Records that describe figures:
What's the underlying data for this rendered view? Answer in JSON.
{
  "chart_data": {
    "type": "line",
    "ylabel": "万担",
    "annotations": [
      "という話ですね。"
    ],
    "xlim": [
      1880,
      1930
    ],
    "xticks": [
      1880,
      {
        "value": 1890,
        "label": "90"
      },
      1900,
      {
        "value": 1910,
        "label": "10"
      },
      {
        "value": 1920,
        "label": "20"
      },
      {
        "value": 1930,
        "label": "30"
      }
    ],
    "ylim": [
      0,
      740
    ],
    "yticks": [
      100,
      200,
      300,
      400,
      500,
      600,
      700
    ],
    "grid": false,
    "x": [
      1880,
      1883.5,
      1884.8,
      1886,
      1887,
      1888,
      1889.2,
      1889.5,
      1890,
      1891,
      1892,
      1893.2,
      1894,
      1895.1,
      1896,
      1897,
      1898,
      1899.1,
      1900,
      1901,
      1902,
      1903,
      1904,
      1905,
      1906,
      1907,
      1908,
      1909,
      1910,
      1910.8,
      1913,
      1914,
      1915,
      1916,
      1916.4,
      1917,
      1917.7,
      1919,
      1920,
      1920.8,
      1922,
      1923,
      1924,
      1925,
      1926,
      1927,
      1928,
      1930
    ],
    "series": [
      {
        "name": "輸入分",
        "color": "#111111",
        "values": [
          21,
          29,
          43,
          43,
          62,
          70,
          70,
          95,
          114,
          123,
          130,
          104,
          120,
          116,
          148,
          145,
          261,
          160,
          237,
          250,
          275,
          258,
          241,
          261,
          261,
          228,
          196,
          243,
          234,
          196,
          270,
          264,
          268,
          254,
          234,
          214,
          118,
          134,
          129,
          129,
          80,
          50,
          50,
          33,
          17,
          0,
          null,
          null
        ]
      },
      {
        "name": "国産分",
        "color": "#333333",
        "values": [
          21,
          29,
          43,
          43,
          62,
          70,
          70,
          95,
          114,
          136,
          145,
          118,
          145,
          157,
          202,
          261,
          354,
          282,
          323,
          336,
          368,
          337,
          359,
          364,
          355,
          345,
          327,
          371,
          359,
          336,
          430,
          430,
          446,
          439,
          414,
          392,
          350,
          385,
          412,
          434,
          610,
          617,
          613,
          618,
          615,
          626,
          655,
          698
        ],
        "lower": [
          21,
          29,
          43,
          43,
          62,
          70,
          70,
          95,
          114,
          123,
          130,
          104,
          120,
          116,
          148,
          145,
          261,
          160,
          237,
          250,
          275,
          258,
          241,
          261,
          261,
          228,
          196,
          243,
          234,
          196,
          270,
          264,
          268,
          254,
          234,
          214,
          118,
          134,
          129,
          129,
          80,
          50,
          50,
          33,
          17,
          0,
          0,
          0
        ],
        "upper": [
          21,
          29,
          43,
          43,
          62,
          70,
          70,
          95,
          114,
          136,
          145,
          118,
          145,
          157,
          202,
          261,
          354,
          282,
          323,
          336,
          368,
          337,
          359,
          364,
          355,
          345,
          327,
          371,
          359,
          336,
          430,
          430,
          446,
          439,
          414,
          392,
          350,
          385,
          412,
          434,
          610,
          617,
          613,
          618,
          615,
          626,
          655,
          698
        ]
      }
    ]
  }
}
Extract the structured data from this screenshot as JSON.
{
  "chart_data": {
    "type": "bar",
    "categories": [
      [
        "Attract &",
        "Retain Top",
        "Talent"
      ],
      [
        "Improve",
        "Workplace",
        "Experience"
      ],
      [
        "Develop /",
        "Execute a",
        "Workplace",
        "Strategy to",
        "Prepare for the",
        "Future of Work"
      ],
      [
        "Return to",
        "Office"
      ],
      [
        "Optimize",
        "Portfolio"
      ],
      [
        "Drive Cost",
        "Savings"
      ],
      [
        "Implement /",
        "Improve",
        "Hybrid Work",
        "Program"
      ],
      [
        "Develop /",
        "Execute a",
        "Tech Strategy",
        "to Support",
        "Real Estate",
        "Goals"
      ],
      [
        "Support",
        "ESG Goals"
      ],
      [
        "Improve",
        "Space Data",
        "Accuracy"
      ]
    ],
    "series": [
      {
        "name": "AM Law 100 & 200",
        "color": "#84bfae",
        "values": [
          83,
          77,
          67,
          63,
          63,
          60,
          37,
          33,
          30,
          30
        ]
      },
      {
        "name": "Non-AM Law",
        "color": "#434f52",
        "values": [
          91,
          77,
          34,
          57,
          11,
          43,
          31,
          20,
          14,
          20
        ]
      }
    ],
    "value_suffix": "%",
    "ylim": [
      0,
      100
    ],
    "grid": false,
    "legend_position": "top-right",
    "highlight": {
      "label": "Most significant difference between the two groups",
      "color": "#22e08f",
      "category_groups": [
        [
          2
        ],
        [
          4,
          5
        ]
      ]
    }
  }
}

◆ AIM
Repeat the material from above exactly, word for word.

◆ COMPLETE RESPONSE
What's the underlying data for this rendered view? Answer in JSON.
{
  "chart_data": {
    "type": "line",
    "ylabel": "万担",
    "annotations": [
      "という話ですね。"
    ],
    "xlim": [
      1880,
      1930
    ],
    "xticks": [
      1880,
      {
        "value": 1890,
        "label": "90"
      },
      1900,
      {
        "value": 1910,
        "label": "10"
      },
      {
        "value": 1920,
        "label": "20"
      },
      {
        "value": 1930,
        "label": "30"
      }
    ],
    "ylim": [
      0,
      740
    ],
    "yticks": [
      100,
      200,
      300,
      400,
      500,
      600,
      700
    ],
    "grid": false,
    "x": [
      1880,
      1883.5,
      1884.8,
      1886,
      1887,
      1888,
      1889.2,
      1889.5,
      1890,
      1891,
      1892,
      1893.2,
      1894,
      1895.1,
      1896,
      1897,
      1898,
      1899.1,
      1900,
      1901,
      1902,
      1903,
      1904,
      1905,
      1906,
      1907,
      1908,
      1909,
      1910,
      1910.8,
      1913,
      1914,
      1915,
      1916,
      1916.4,
      1917,
      1917.7,
      1919,
      1920,
      1920.8,
      1922,
      1923,
      1924,
      1925,
      1926,
      1927,
      1928,
      1930
    ],
    "series": [
      {
        "name": "輸入分",
        "color": "#111111",
        "values": [
          21,
          29,
          43,
          43,
          62,
          70,
          70,
          95,
          114,
          123,
          130,
          104,
          120,
          116,
          148,
          145,
          261,
          160,
          237,
          250,
          275,
          258,
          241,
          261,
          261,
          228,
          196,
          243,
          234,
          196,
          270,
          264,
          268,
          254,
          234,
          214,
          118,
          134,
          129,
          129,
          80,
          50,
          50,
          33,
          17,
          0,
          null,
          null
        ]
      },
      {
        "name": "国産分",
        "color": "#333333",
        "values": [
          21,
          29,
          43,
          43,
          62,
          70,
          70,
          95,
          114,
          136,
          145,
          118,
          145,
          157,
          202,
          261,
          354,
          282,
          323,
          336,
          368,
          337,
          359,
          364,
          355,
          345,
          327,
          371,
          359,
          336,
          430,
          430,
          446,
          439,
          414,
          392,
          350,
          385,
          412,
          434,
          610,
          617,
          613,
          618,
          615,
          626,
          655,
          698
        ],
        "lower": [
          21,
          29,
          43,
          43,
          62,
          70,
          70,
          95,
          114,
          123,
          130,
          104,
          120,
          116,
          148,
          145,
          261,
          160,
          237,
          250,
          275,
          258,
          241,
          261,
          261,
          228,
          196,
          243,
          234,
          196,
          270,
          264,
          268,
          254,
          234,
          214,
          118,
          134,
          129,
          129,
          80,
          50,
          50,
          33,
          17,
          0,
          0,
          0
        ],
        "upper": [
          21,
          29,
          43,
          43,
          62,
          70,
          70,
          95,
          114,
          136,
          145,
          118,
          145,
          157,
          202,
          261,
          354,
          282,
          323,
          336,
          368,
          337,
          359,
          364,
          355,
          345,
          327,
          371,
          359,
          336,
          430,
          430,
          446,
          439,
          414,
          392,
          350,
          385,
          412,
          434,
          610,
          617,
          613,
          618,
          615,
          626,
          655,
          698
        ]
      }
    ]
  }
}
Extract the structured data from this screenshot as JSON.
{
  "chart_data": {
    "type": "bar",
    "categories": [
      [
        "Attract &",
        "Retain Top",
        "Talent"
      ],
      [
        "Improve",
        "Workplace",
        "Experience"
      ],
      [
        "Develop /",
        "Execute a",
        "Workplace",
        "Strategy to",
        "Prepare for the",
        "Future of Work"
      ],
      [
        "Return to",
        "Office"
      ],
      [
        "Optimize",
        "Portfolio"
      ],
      [
        "Drive Cost",
        "Savings"
      ],
      [
        "Implement /",
        "Improve",
        "Hybrid Work",
        "Program"
      ],
      [
        "Develop /",
        "Execute a",
        "Tech Strategy",
        "to Support",
        "Real Estate",
        "Goals"
      ],
      [
        "Support",
        "ESG Goals"
      ],
      [
        "Improve",
        "Space Data",
        "Accuracy"
      ]
    ],
    "series": [
      {
        "name": "AM Law 100 & 200",
        "color": "#84bfae",
        "values": [
          83,
          77,
          67,
          63,
          63,
          60,
          37,
          33,
          30,
          30
        ]
      },
      {
        "name": "Non-AM Law",
        "color": "#434f52",
        "values": [
          91,
          77,
          34,
          57,
          11,
          43,
          31,
          20,
          14,
          20
        ]
      }
    ],
    "value_suffix": "%",
    "ylim": [
      0,
      100
    ],
    "grid": false,
    "legend_position": "top-right",
    "highlight": {
      "label": "Most significant difference between the two groups",
      "color": "#22e08f",
      "category_groups": [
        [
          2
        ],
        [
          4,
          5
        ]
      ]
    }
  }
}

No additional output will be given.